Saved entries
========================================

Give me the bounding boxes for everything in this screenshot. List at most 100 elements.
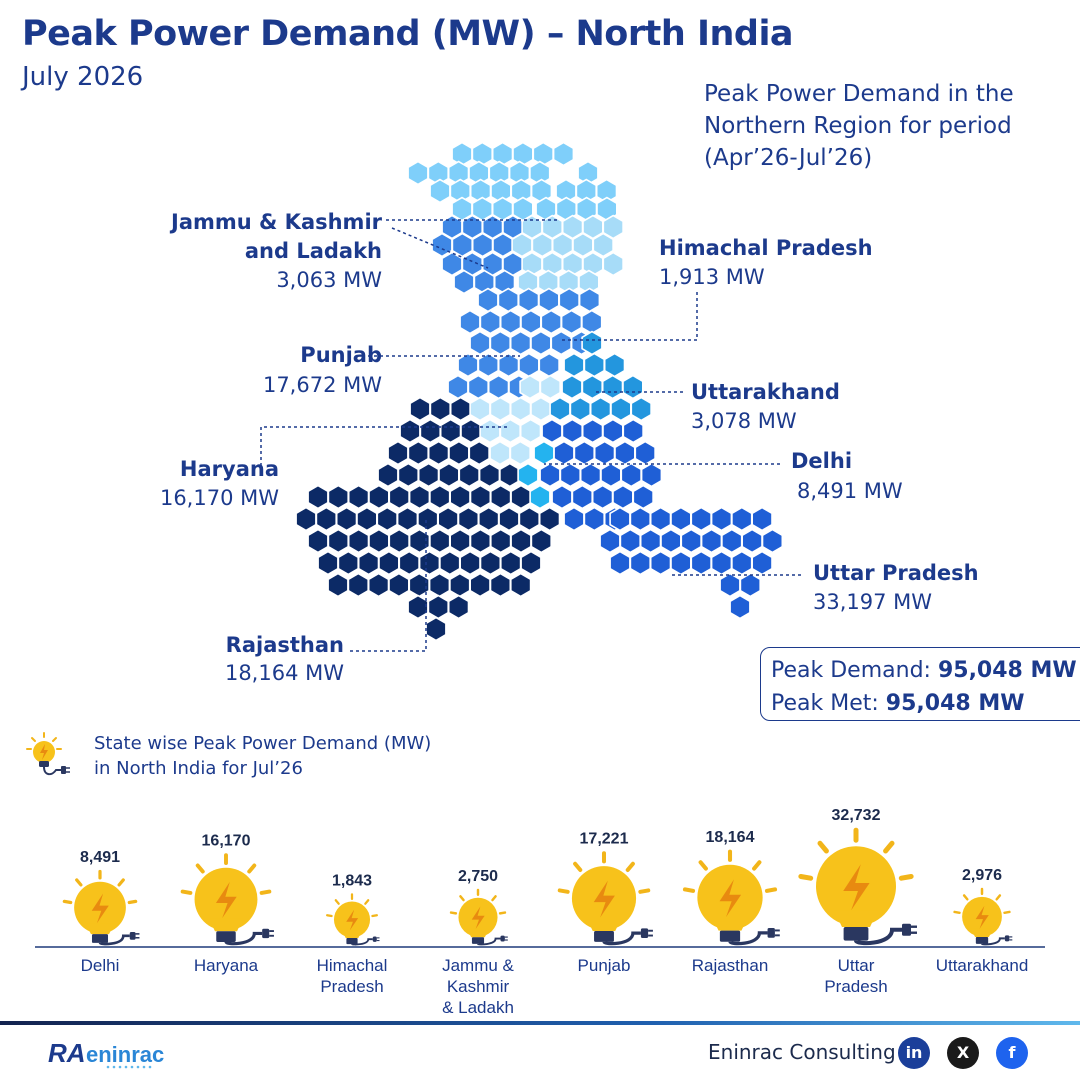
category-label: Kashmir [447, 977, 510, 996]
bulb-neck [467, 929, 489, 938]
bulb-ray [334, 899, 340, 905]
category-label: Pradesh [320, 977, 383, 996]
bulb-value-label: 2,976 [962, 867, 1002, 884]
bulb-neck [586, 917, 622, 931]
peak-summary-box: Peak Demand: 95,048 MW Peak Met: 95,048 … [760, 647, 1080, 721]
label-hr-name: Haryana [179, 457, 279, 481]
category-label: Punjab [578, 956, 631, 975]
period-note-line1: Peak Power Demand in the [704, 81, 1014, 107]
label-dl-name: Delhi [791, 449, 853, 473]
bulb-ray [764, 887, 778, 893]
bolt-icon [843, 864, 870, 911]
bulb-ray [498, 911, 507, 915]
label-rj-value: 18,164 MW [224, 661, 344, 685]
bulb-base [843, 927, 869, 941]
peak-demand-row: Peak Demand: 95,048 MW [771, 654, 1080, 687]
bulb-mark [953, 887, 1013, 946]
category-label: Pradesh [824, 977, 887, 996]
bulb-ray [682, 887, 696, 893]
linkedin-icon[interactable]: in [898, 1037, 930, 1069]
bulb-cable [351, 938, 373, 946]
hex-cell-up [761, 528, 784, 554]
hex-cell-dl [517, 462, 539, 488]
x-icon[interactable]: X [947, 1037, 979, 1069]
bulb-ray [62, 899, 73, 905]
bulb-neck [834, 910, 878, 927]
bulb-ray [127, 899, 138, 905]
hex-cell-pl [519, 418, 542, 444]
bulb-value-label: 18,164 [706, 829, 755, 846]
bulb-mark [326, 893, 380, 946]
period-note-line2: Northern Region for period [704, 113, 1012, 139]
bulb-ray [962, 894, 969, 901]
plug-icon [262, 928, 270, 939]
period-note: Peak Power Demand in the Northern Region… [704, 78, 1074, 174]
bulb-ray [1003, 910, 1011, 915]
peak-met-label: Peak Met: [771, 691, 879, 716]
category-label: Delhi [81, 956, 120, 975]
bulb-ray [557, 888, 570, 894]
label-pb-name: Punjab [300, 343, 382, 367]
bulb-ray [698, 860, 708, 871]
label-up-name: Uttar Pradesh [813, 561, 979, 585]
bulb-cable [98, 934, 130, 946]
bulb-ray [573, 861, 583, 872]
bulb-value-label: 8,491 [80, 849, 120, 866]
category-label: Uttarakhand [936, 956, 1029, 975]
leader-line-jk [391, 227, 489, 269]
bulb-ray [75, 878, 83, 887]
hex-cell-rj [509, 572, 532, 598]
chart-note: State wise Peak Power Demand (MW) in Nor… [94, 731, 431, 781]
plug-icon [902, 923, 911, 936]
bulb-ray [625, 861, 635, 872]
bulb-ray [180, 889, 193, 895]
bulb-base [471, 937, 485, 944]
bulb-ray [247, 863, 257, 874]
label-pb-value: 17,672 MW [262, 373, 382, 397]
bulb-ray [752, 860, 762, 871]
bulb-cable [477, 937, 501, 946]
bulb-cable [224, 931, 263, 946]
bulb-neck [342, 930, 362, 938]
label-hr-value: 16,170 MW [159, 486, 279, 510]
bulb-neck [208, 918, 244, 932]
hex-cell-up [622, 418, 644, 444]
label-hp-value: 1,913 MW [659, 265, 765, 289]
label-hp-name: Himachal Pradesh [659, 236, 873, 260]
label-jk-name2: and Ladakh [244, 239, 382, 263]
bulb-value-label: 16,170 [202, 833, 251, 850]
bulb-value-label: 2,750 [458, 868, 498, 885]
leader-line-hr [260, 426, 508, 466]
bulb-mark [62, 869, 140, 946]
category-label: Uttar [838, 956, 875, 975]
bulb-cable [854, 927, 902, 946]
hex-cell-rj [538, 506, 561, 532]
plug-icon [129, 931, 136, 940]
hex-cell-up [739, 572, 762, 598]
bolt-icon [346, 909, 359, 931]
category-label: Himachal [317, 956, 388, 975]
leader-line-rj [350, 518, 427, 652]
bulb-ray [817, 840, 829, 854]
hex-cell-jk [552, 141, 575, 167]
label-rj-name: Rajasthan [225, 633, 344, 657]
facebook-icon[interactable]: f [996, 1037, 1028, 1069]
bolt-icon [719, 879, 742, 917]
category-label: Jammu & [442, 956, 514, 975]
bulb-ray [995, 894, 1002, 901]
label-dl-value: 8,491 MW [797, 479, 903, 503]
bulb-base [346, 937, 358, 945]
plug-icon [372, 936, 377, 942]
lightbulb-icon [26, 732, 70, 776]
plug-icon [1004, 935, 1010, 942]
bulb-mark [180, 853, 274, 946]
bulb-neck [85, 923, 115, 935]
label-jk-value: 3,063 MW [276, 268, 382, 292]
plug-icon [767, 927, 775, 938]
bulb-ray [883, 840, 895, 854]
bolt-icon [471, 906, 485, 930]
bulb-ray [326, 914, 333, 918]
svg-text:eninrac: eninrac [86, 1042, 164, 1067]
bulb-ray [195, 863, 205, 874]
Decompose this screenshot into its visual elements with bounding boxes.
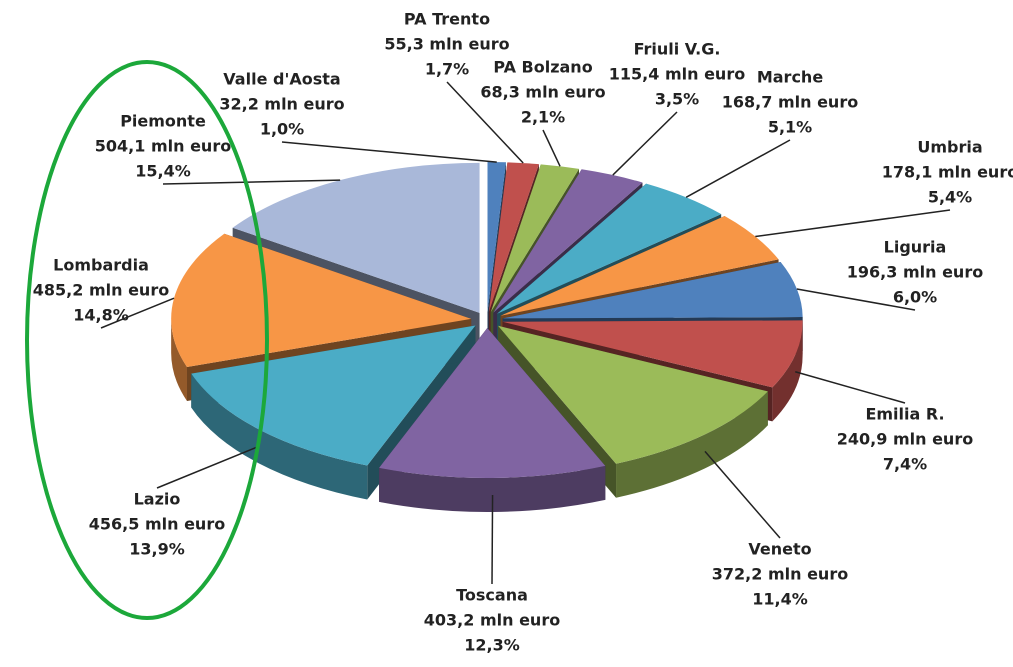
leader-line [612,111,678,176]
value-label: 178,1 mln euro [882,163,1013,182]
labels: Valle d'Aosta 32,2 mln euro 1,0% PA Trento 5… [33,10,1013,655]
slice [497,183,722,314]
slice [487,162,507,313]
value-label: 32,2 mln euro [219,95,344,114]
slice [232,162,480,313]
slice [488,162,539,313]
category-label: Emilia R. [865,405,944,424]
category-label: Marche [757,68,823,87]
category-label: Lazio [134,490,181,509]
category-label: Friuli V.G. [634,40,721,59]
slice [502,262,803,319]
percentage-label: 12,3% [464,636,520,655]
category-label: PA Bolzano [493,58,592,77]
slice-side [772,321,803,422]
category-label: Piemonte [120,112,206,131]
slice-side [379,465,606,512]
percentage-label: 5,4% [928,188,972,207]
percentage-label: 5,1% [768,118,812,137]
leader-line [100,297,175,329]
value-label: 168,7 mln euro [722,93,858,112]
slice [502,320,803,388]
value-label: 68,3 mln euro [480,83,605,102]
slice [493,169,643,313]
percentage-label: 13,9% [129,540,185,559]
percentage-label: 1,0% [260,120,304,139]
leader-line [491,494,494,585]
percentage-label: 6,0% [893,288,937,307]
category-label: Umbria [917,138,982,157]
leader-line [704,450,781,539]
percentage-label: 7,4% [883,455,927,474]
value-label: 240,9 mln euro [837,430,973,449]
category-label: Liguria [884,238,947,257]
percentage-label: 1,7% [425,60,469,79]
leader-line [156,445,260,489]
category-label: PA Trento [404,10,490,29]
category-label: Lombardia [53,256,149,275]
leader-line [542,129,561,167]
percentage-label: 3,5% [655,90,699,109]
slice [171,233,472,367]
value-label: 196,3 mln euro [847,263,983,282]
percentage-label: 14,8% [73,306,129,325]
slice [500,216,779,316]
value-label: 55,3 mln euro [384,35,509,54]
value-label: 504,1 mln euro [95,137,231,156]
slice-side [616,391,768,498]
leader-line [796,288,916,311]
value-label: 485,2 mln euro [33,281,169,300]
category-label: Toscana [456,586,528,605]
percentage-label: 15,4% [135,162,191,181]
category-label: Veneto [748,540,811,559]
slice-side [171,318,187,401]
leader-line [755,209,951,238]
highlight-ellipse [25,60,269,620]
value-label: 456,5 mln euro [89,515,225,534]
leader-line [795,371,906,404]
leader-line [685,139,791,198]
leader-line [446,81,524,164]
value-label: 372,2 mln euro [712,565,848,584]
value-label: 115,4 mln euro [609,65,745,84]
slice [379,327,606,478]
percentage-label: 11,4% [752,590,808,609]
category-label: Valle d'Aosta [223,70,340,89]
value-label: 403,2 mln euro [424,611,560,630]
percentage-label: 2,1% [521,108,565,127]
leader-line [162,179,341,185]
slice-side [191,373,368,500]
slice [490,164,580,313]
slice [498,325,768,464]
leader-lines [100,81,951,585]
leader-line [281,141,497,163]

========================================

◆ **EXERCISE GOAL**
Print the part of the items that opens with the line containing "category-label: Kashmir [447, 977, 510, 996]" and closes with the line containing "hex-cell-rj [509, 572, 532, 598]", including both of those lines, and nothing else.

◆ **COMPLETED TASK**
category-label: Kashmir [447, 977, 510, 996]
bulb-neck [467, 929, 489, 938]
bulb-ray [334, 899, 340, 905]
category-label: Pradesh [320, 977, 383, 996]
bulb-value-label: 2,976 [962, 867, 1002, 884]
bulb-neck [586, 917, 622, 931]
peak-summary-box: Peak Demand: 95,048 MW Peak Met: 95,048 … [760, 647, 1080, 721]
label-hr-name: Haryana [179, 457, 279, 481]
category-label: Punjab [578, 956, 631, 975]
period-note-line1: Peak Power Demand in the [704, 81, 1014, 107]
label-dl-name: Delhi [791, 449, 853, 473]
bulb-ray [764, 887, 778, 893]
bolt-icon [843, 864, 870, 911]
bulb-ray [498, 911, 507, 915]
label-rj-value: 18,164 MW [224, 661, 344, 685]
bulb-base [843, 927, 869, 941]
peak-demand-row: Peak Demand: 95,048 MW [771, 654, 1080, 687]
bulb-mark [953, 887, 1013, 946]
category-label: Pradesh [824, 977, 887, 996]
bulb-ray [682, 887, 696, 893]
linkedin-icon[interactable]: in [898, 1037, 930, 1069]
bulb-cable [351, 938, 373, 946]
hex-cell-up [761, 528, 784, 554]
hex-cell-dl [517, 462, 539, 488]
x-icon[interactable]: X [947, 1037, 979, 1069]
bulb-ray [62, 899, 73, 905]
bulb-neck [834, 910, 878, 927]
bulb-ray [127, 899, 138, 905]
hex-cell-pl [519, 418, 542, 444]
bulb-value-label: 18,164 [706, 829, 755, 846]
bulb-mark [326, 893, 380, 946]
period-note-line2: Northern Region for period [704, 113, 1012, 139]
bulb-ray [962, 894, 969, 901]
plug-icon [262, 928, 270, 939]
period-note: Peak Power Demand in the Northern Region… [704, 78, 1074, 174]
bulb-ray [1003, 910, 1011, 915]
peak-met-label: Peak Met: [771, 691, 879, 716]
category-label: Delhi [81, 956, 120, 975]
bulb-ray [557, 888, 570, 894]
label-pb-name: Punjab [300, 343, 382, 367]
bulb-ray [698, 860, 708, 871]
label-up-name: Uttar Pradesh [813, 561, 979, 585]
bulb-cable [98, 934, 130, 946]
bulb-ray [573, 861, 583, 872]
bulb-value-label: 8,491 [80, 849, 120, 866]
category-label: Uttarakhand [936, 956, 1029, 975]
leader-line-jk [391, 227, 489, 269]
bulb-ray [75, 878, 83, 887]
hex-cell-rj [509, 572, 532, 598]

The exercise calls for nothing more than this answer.